=== What is asked ===
Lines containing the word "传承红色基因" should be extracted in full.

=== Data provided ===
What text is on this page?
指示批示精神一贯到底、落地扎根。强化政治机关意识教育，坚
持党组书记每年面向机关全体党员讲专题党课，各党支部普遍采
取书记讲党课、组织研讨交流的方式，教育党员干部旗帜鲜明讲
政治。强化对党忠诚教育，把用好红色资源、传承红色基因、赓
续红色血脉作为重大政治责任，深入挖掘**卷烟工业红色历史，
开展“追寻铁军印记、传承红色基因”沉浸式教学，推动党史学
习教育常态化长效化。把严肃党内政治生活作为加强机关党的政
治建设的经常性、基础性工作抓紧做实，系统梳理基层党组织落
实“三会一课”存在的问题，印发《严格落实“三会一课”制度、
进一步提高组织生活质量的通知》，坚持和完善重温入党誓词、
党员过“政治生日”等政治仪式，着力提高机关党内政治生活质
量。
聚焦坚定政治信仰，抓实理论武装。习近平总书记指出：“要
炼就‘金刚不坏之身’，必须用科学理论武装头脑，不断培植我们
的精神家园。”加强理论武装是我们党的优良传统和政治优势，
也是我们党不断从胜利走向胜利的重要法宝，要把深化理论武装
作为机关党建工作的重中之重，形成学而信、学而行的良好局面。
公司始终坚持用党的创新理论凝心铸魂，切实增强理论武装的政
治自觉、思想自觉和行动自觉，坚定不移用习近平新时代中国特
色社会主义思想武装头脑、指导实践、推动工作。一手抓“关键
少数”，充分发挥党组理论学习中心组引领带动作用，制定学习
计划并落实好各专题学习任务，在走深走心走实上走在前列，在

=== Final answer ===
政治。强化对党忠诚教育，把用好红色资源、传承红色基因、赓
开展“追寻铁军印记、传承红色基因”沉浸式教学，推动党史学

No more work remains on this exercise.